■ What you are asked to do ■
Collect every line of the data below that contains the string "管理员登陆", and copy each of those lines in full.

>> START Given data

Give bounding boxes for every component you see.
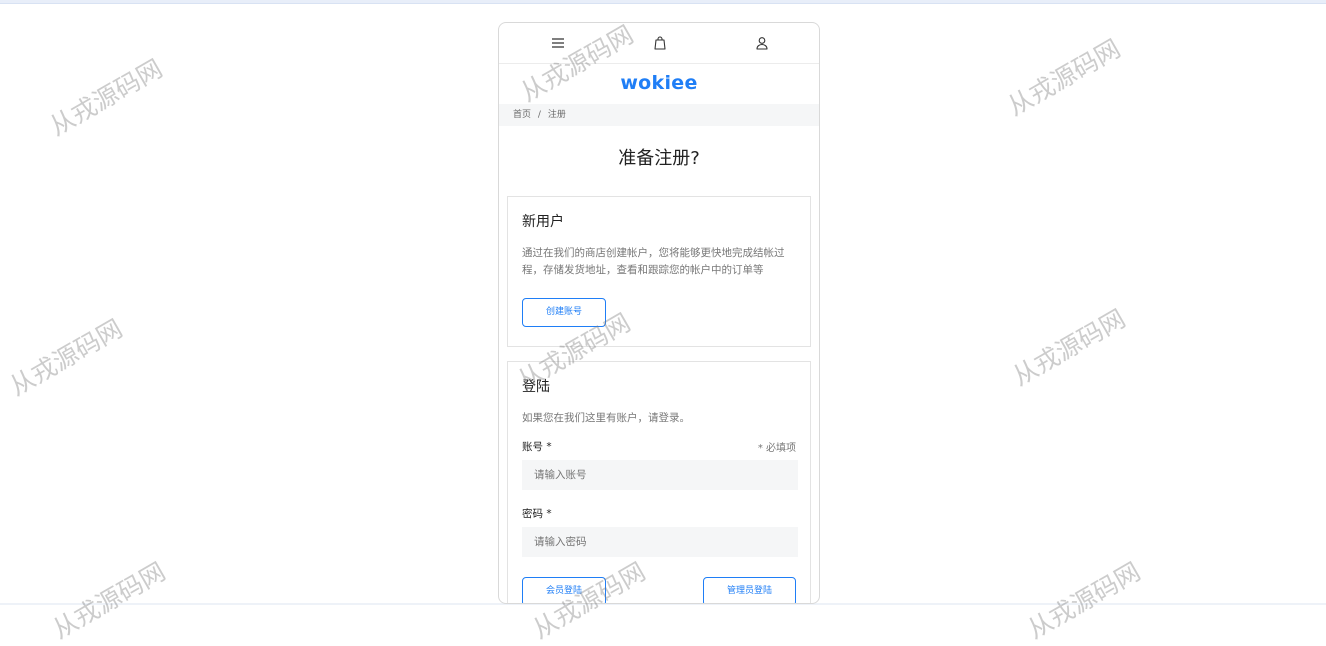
top-border <box>0 0 1326 4</box>
breadcrumb-separator: / <box>537 110 541 120</box>
create-account-button[interactable]: 创建账号 <box>522 298 606 327</box>
breadcrumb-current: 注册 <box>547 110 566 120</box>
new-user-description: 通过在我们的商店创建帐户，您将能够更快地完成结帐过程，存储发货地址，查看和跟踪您… <box>522 247 785 276</box>
watermark: 从戎源码网 <box>1002 33 1126 122</box>
watermark: 从戎源码网 <box>4 313 128 402</box>
breadcrumb: 首页 / 注册 <box>499 104 819 126</box>
shopping-bag-icon[interactable] <box>652 35 668 51</box>
login-heading: 登陆 <box>522 379 550 395</box>
password-label: 密码 * <box>522 508 552 520</box>
required-note: * 必填项 <box>757 443 796 454</box>
login-description: 如果您在我们这里有账户，请登录。 <box>522 412 690 424</box>
member-login-button[interactable]: 会员登陆 <box>522 577 606 603</box>
mobile-frame: wokiee 首页 / 注册 准备注册? 新用户 通过在我们的商店创建帐户，您将… <box>498 22 820 604</box>
account-label: 账号 * <box>522 441 552 453</box>
user-icon[interactable] <box>754 35 770 51</box>
login-buttons: 会员登陆 管理员登陆 <box>522 577 796 603</box>
new-user-card: 新用户 通过在我们的商店创建帐户，您将能够更快地完成结帐过程，存储发货地址，查看… <box>507 196 811 347</box>
brand-logo[interactable]: wokiee <box>499 64 819 104</box>
login-card: 登陆 如果您在我们这里有账户，请登录。 账号 * * 必填项 密码 * 会员登陆… <box>507 361 811 603</box>
icon-bar <box>499 23 819 64</box>
watermark: 从戎源码网 <box>44 53 168 142</box>
password-label-row: 密码 * <box>522 506 796 521</box>
watermark: 从戎源码网 <box>1022 556 1146 645</box>
page-title: 准备注册? <box>618 148 700 169</box>
account-label-row: 账号 * * 必填项 <box>522 439 796 454</box>
menu-icon[interactable] <box>550 35 566 51</box>
account-input[interactable] <box>522 460 798 490</box>
breadcrumb-home[interactable]: 首页 <box>513 110 531 120</box>
admin-login-button[interactable]: 管理员登陆 <box>703 577 796 603</box>
password-input[interactable] <box>522 527 798 557</box>
watermark: 从戎源码网 <box>1007 303 1131 392</box>
new-user-heading: 新用户 <box>522 214 564 230</box>
watermark: 从戎源码网 <box>47 556 171 645</box>
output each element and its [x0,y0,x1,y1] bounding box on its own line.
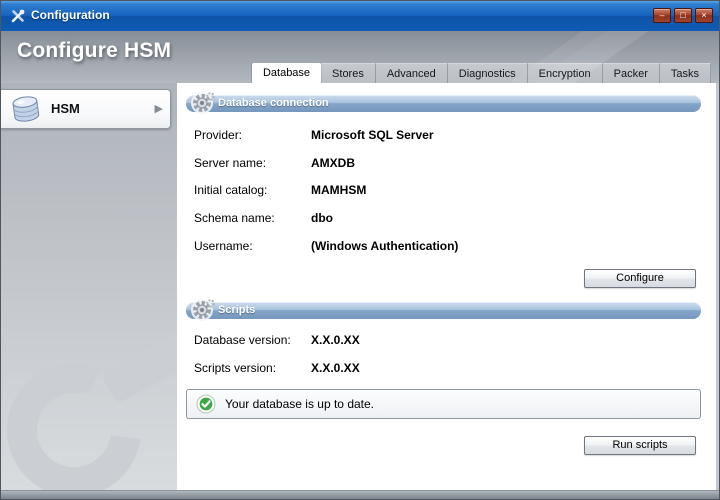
check-circle-icon [196,394,216,414]
page-title: Configure HSM [17,39,171,63]
section-header-database-connection: Database connection [186,95,701,112]
sidebar-item-hsm[interactable]: HSM ▶ [1,89,171,129]
section-title: Scripts [218,302,701,319]
tab-database[interactable]: Database [252,63,321,83]
status-message: Your database is up to date. [225,390,374,418]
scripts-version-label: Scripts version: [194,361,276,375]
window-frame-bottom [1,490,719,499]
gear-icon [189,297,215,323]
schema-name-value: dbo [311,211,333,225]
main-panel: Database connection Provider: Microsoft … [177,83,716,492]
initial-catalog-value: MAMHSM [311,183,366,197]
section-title: Database connection [218,95,701,112]
window-frame-right [716,83,719,492]
tab-stores[interactable]: Stores [321,63,376,83]
sidebar-item-label: HSM [51,90,80,128]
username-value: (Windows Authentication) [311,239,458,253]
close-button[interactable]: × [695,8,713,23]
configuration-window: Configuration – □ × Configure HSM Databa… [0,0,720,500]
run-scripts-button[interactable]: Run scripts [584,436,696,455]
username-label: Username: [194,239,253,253]
status-box: Your database is up to date. [186,389,701,419]
maximize-button[interactable]: □ [674,8,692,23]
tab-bar: Database Stores Advanced Diagnostics Enc… [252,63,711,83]
database-version-label: Database version: [194,333,291,347]
tools-icon [10,8,26,24]
tab-packer[interactable]: Packer [603,63,660,83]
window-title: Configuration [31,1,110,30]
database-version-value: X.X.0.XX [311,333,360,347]
database-server-icon [8,93,44,127]
server-name-label: Server name: [194,156,266,170]
tab-advanced[interactable]: Advanced [376,63,448,83]
tab-encryption[interactable]: Encryption [528,63,603,83]
initial-catalog-label: Initial catalog: [194,183,267,197]
section-header-scripts: Scripts [186,302,701,319]
scripts-version-value: X.X.0.XX [311,361,360,375]
sidebar: HSM ▶ [1,83,177,492]
minimize-button[interactable]: – [653,8,671,23]
configure-button[interactable]: Configure [584,269,696,288]
tab-tasks[interactable]: Tasks [660,63,711,83]
server-name-value: AMXDB [311,156,355,170]
header-band: Configure HSM Database Stores Advanced D… [1,31,719,83]
provider-label: Provider: [194,128,242,142]
wrench-watermark-icon [1,320,177,492]
schema-name-label: Schema name: [194,211,275,225]
tab-diagnostics[interactable]: Diagnostics [448,63,528,83]
titlebar: Configuration – □ × [1,1,719,31]
window-controls: – □ × [653,8,713,23]
provider-value: Microsoft SQL Server [311,128,433,142]
chevron-right-icon: ▶ [155,90,163,128]
gear-icon [189,90,215,116]
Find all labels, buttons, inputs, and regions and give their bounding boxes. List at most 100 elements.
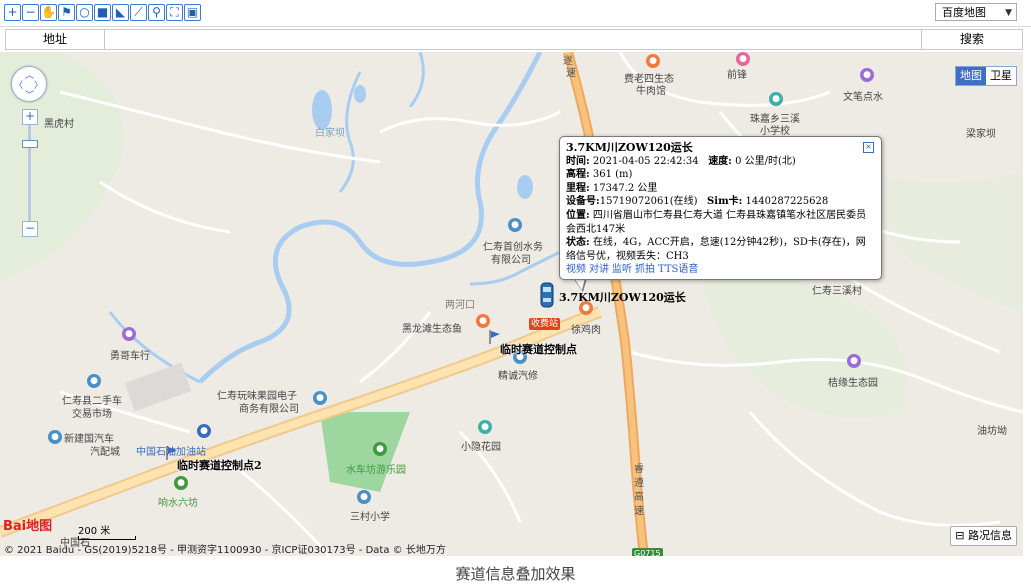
arrow-right-icon[interactable]: 〉 (34, 78, 43, 91)
scale-bar (78, 536, 136, 540)
traffic-info-button[interactable]: ⊟ 路况信息 (950, 526, 1017, 546)
road-label: 高 (634, 492, 644, 503)
polyline-tool-icon[interactable]: ⟋ (130, 4, 147, 21)
info-position-row: 位置: 四川省眉山市仁寿县仁寿大道 仁寿县珠嘉镇笔水社区居民委员会西北147米 (566, 209, 867, 235)
shop-pin-icon[interactable]: ● (736, 52, 750, 66)
search-tool-icon[interactable]: ⚲ (148, 4, 165, 21)
figure-caption: 赛道信息叠加效果 (455, 565, 576, 583)
map-type-select[interactable]: 百度地图 ▼ (935, 3, 1017, 21)
zoom-slider-thumb[interactable] (22, 140, 38, 148)
info-title: 3.7KM川ZOW120运长 (566, 141, 693, 154)
vehicle-car-icon[interactable] (539, 282, 555, 308)
road-label: 速 (634, 506, 644, 517)
info-status-row: 状态: 在线，4G，ACC开启，怠速(12分钟42秒)，SD卡(存在)，网络信号… (566, 237, 866, 262)
place-label: 牛肉馆 (636, 86, 666, 97)
rectangle-tool-icon[interactable]: ■ (94, 4, 111, 21)
place-label: 徐鸡肉 (571, 325, 601, 336)
place-label: 三村小学 (350, 512, 390, 523)
place-label: 梁家坝 (966, 129, 996, 140)
road-label: 速 (566, 68, 576, 79)
info-links: 视频 对讲 监听 抓拍 TTS语音 (566, 263, 875, 277)
highway-badge: G0715 (632, 548, 663, 556)
checkpoint-label: 临时赛道控制点 (500, 343, 577, 356)
pan-control[interactable]: ︿ 〈 〉 ﹀ (11, 66, 47, 102)
restaurant-pin-icon[interactable]: ● (646, 54, 660, 68)
address-input[interactable] (105, 30, 923, 49)
company-pin-icon[interactable]: ● (508, 218, 522, 232)
address-bar: 地址 搜索 (5, 29, 1023, 50)
road-label: 睿 (634, 464, 644, 475)
flag-tool-icon[interactable]: ⚑ (58, 4, 75, 21)
place-label: 文笔点水 (843, 92, 883, 103)
vehicle-info-window: × 3.7KM川ZOW120运长 时间: 2021-04-05 22:42:34… (559, 136, 882, 280)
intercom-link[interactable]: 对讲 (589, 264, 609, 275)
place-label: 油坊坳 (977, 426, 1007, 437)
place-label: 小学校 (760, 126, 790, 137)
zoom-out-tool-icon[interactable]: − (22, 4, 39, 21)
checkpoint-label: 临时赛道控制点2 (177, 459, 262, 472)
company-pin-icon[interactable]: ● (313, 391, 327, 405)
zoom-out-button[interactable]: − (22, 221, 38, 237)
monitor-link[interactable]: 监听 (612, 264, 632, 275)
map-type-satellite-button[interactable]: 卫星 (986, 67, 1016, 85)
info-time-row: 时间: 2021-04-05 22:42:34 速度: 0 公里/时(北) (566, 155, 796, 167)
map-toolbar: + − ✋ ⚑ ○ ■ ◣ ⟋ ⚲ ⛶ ▣ 百度地图 ▼ (0, 0, 1031, 27)
snapshot-link[interactable]: 抓拍 (635, 264, 655, 275)
restaurant-pin-icon[interactable]: ● (476, 314, 490, 328)
circle-tool-icon[interactable]: ○ (76, 4, 93, 21)
map-background (0, 52, 1023, 556)
scale-label: 200 米 (78, 526, 111, 537)
search-button[interactable]: 搜索 (921, 30, 1022, 49)
toll-station-badge: 收费站 (529, 318, 561, 330)
baidu-logo: Bai地图 (3, 519, 53, 534)
place-label: 汽配城 (90, 447, 120, 458)
school-pin-icon[interactable]: ● (769, 92, 783, 106)
polygon-tool-icon[interactable]: ◣ (112, 4, 129, 21)
fullscreen-tool-icon[interactable]: ⛶ (166, 4, 183, 21)
place-label: 响水六坊 (158, 498, 198, 509)
place-label: 小隐花园 (461, 442, 501, 453)
poi-pin-icon[interactable]: ● (847, 354, 861, 368)
save-tool-icon[interactable]: ▣ (184, 4, 201, 21)
place-label: 两河口 (445, 300, 475, 311)
arrow-up-icon[interactable]: ︿ (25, 68, 34, 81)
info-altitude-row: 高程: 361 (m) (566, 169, 633, 181)
place-label: 黑虎村 (44, 119, 74, 130)
arrow-left-icon[interactable]: 〈 (14, 78, 23, 91)
info-mileage-row: 里程: 17347.2 公里 (566, 182, 658, 194)
shop-pin-icon[interactable]: ● (122, 327, 136, 341)
zoom-in-button[interactable]: + (22, 109, 38, 125)
video-link[interactable]: 视频 (566, 264, 586, 275)
close-icon[interactable]: × (863, 142, 874, 153)
zoom-in-tool-icon[interactable]: + (4, 4, 21, 21)
car-pin-icon[interactable]: ● (48, 430, 62, 444)
place-label: 有限公司 (491, 255, 531, 266)
map-type-value: 百度地图 (942, 6, 986, 19)
map-canvas[interactable]: 黑虎村 白家坝 费老四生态 牛肉馆 前锋 文笔点水 珠嘉乡三溪 小学校 梁家坝 … (0, 52, 1023, 556)
place-label: 仁寿三溪村 (812, 286, 862, 297)
park-pin-icon[interactable]: ● (373, 442, 387, 456)
place-label: 商务有限公司 (239, 404, 299, 415)
poi-pin-icon[interactable]: ● (860, 68, 874, 82)
place-label: 黑龙滩生态鱼 (402, 324, 462, 335)
school-pin-icon[interactable]: ● (357, 490, 371, 504)
place-label: 交易市场 (72, 409, 112, 420)
copyright-text: © 2021 Baidu - GS(2019)5218号 - 甲测资字11009… (4, 545, 446, 556)
park-pin-icon[interactable]: ● (174, 476, 188, 490)
park-pin-icon[interactable]: ● (478, 420, 492, 434)
map-type-switch: 地图 卫星 (955, 66, 1017, 86)
chevron-down-icon: ▼ (1005, 8, 1012, 18)
place-label: 白家坝 (315, 128, 345, 139)
pan-tool-icon[interactable]: ✋ (40, 4, 57, 21)
info-device-row: 设备号:15719072061(在线) Sim卡: 1440287225628 (566, 196, 829, 208)
gas-station-pin-icon[interactable]: ● (197, 424, 211, 438)
place-label: 勇哥车行 (110, 351, 150, 362)
road-label: 遵 (634, 478, 644, 489)
car-pin-icon[interactable]: ● (87, 374, 101, 388)
tts-link[interactable]: TTS语音 (658, 264, 698, 275)
arrow-down-icon[interactable]: ﹀ (25, 88, 34, 101)
address-label: 地址 (6, 30, 105, 49)
place-label: 前锋 (727, 70, 747, 81)
map-type-map-button[interactable]: 地图 (956, 67, 986, 85)
place-label: 水车坊游乐园 (346, 465, 406, 476)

>> END Given data

■ Expected answer ■
login-buttons: 会员登陆 管理员登陆 <box>522 577 796 603</box>
admin-login-button[interactable]: 管理员登陆 <box>703 577 796 603</box>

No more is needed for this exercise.